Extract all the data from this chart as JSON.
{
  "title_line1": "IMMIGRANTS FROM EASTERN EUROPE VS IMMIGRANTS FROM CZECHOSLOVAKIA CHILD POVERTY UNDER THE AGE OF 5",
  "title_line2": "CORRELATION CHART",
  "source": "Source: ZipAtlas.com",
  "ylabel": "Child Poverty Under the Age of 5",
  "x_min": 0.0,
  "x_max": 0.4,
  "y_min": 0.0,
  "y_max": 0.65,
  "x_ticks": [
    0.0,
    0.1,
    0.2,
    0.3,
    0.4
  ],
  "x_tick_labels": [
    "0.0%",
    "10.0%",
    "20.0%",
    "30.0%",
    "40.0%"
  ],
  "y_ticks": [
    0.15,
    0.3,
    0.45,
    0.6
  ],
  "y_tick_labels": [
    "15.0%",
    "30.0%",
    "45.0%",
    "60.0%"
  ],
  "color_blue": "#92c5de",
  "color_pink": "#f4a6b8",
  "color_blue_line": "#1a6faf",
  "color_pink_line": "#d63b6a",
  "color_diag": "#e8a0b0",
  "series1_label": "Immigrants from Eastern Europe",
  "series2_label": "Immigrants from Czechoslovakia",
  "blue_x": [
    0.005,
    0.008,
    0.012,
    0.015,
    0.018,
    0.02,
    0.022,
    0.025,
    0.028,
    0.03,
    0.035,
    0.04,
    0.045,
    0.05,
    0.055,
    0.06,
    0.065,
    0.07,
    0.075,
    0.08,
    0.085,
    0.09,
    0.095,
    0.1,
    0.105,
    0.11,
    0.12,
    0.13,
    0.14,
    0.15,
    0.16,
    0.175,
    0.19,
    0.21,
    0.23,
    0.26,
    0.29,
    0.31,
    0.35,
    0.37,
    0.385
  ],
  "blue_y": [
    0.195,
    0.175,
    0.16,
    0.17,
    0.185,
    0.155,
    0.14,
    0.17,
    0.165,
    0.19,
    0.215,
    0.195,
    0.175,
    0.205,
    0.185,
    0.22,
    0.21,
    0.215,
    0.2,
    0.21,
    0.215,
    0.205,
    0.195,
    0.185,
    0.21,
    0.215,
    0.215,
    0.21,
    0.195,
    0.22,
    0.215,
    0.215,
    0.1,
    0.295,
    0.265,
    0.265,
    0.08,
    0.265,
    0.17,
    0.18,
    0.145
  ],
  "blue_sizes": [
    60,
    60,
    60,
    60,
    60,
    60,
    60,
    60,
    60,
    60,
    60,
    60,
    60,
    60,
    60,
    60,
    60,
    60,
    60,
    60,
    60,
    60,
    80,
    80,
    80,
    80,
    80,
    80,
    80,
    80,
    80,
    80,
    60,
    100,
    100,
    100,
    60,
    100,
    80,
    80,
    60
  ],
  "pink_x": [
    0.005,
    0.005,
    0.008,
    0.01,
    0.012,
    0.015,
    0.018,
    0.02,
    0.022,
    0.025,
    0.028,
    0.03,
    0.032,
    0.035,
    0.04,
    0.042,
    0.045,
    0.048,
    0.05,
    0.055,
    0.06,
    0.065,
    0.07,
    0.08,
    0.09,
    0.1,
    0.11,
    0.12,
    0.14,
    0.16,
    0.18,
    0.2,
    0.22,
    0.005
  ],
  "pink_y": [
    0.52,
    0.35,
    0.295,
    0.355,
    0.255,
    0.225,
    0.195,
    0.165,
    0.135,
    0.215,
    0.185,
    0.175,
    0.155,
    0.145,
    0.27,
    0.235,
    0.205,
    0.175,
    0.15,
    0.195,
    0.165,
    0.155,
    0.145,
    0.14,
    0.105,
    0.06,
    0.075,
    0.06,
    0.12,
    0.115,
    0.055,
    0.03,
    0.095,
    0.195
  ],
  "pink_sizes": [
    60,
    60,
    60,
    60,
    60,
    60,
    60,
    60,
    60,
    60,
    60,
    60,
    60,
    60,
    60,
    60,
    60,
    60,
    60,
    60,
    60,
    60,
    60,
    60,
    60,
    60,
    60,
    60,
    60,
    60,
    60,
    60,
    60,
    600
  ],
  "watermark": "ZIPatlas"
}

****************

## EXERCISE DESCRIPTION
Extract all of the data shown above and repeat it verbatim.

## FULL OUTPUT
Extract all the data from this chart as JSON.
{
  "title_line1": "IMMIGRANTS FROM EASTERN EUROPE VS IMMIGRANTS FROM CZECHOSLOVAKIA CHILD POVERTY UNDER THE AGE OF 5",
  "title_line2": "CORRELATION CHART",
  "source": "Source: ZipAtlas.com",
  "ylabel": "Child Poverty Under the Age of 5",
  "x_min": 0.0,
  "x_max": 0.4,
  "y_min": 0.0,
  "y_max": 0.65,
  "x_ticks": [
    0.0,
    0.1,
    0.2,
    0.3,
    0.4
  ],
  "x_tick_labels": [
    "0.0%",
    "10.0%",
    "20.0%",
    "30.0%",
    "40.0%"
  ],
  "y_ticks": [
    0.15,
    0.3,
    0.45,
    0.6
  ],
  "y_tick_labels": [
    "15.0%",
    "30.0%",
    "45.0%",
    "60.0%"
  ],
  "color_blue": "#92c5de",
  "color_pink": "#f4a6b8",
  "color_blue_line": "#1a6faf",
  "color_pink_line": "#d63b6a",
  "color_diag": "#e8a0b0",
  "series1_label": "Immigrants from Eastern Europe",
  "series2_label": "Immigrants from Czechoslovakia",
  "blue_x": [
    0.005,
    0.008,
    0.012,
    0.015,
    0.018,
    0.02,
    0.022,
    0.025,
    0.028,
    0.03,
    0.035,
    0.04,
    0.045,
    0.05,
    0.055,
    0.06,
    0.065,
    0.07,
    0.075,
    0.08,
    0.085,
    0.09,
    0.095,
    0.1,
    0.105,
    0.11,
    0.12,
    0.13,
    0.14,
    0.15,
    0.16,
    0.175,
    0.19,
    0.21,
    0.23,
    0.26,
    0.29,
    0.31,
    0.35,
    0.37,
    0.385
  ],
  "blue_y": [
    0.195,
    0.175,
    0.16,
    0.17,
    0.185,
    0.155,
    0.14,
    0.17,
    0.165,
    0.19,
    0.215,
    0.195,
    0.175,
    0.205,
    0.185,
    0.22,
    0.21,
    0.215,
    0.2,
    0.21,
    0.215,
    0.205,
    0.195,
    0.185,
    0.21,
    0.215,
    0.215,
    0.21,
    0.195,
    0.22,
    0.215,
    0.215,
    0.1,
    0.295,
    0.265,
    0.265,
    0.08,
    0.265,
    0.17,
    0.18,
    0.145
  ],
  "blue_sizes": [
    60,
    60,
    60,
    60,
    60,
    60,
    60,
    60,
    60,
    60,
    60,
    60,
    60,
    60,
    60,
    60,
    60,
    60,
    60,
    60,
    60,
    60,
    80,
    80,
    80,
    80,
    80,
    80,
    80,
    80,
    80,
    80,
    60,
    100,
    100,
    100,
    60,
    100,
    80,
    80,
    60
  ],
  "pink_x": [
    0.005,
    0.005,
    0.008,
    0.01,
    0.012,
    0.015,
    0.018,
    0.02,
    0.022,
    0.025,
    0.028,
    0.03,
    0.032,
    0.035,
    0.04,
    0.042,
    0.045,
    0.048,
    0.05,
    0.055,
    0.06,
    0.065,
    0.07,
    0.08,
    0.09,
    0.1,
    0.11,
    0.12,
    0.14,
    0.16,
    0.18,
    0.2,
    0.22,
    0.005
  ],
  "pink_y": [
    0.52,
    0.35,
    0.295,
    0.355,
    0.255,
    0.225,
    0.195,
    0.165,
    0.135,
    0.215,
    0.185,
    0.175,
    0.155,
    0.145,
    0.27,
    0.235,
    0.205,
    0.175,
    0.15,
    0.195,
    0.165,
    0.155,
    0.145,
    0.14,
    0.105,
    0.06,
    0.075,
    0.06,
    0.12,
    0.115,
    0.055,
    0.03,
    0.095,
    0.195
  ],
  "pink_sizes": [
    60,
    60,
    60,
    60,
    60,
    60,
    60,
    60,
    60,
    60,
    60,
    60,
    60,
    60,
    60,
    60,
    60,
    60,
    60,
    60,
    60,
    60,
    60,
    60,
    60,
    60,
    60,
    60,
    60,
    60,
    60,
    60,
    60,
    600
  ],
  "watermark": "ZIPatlas"
}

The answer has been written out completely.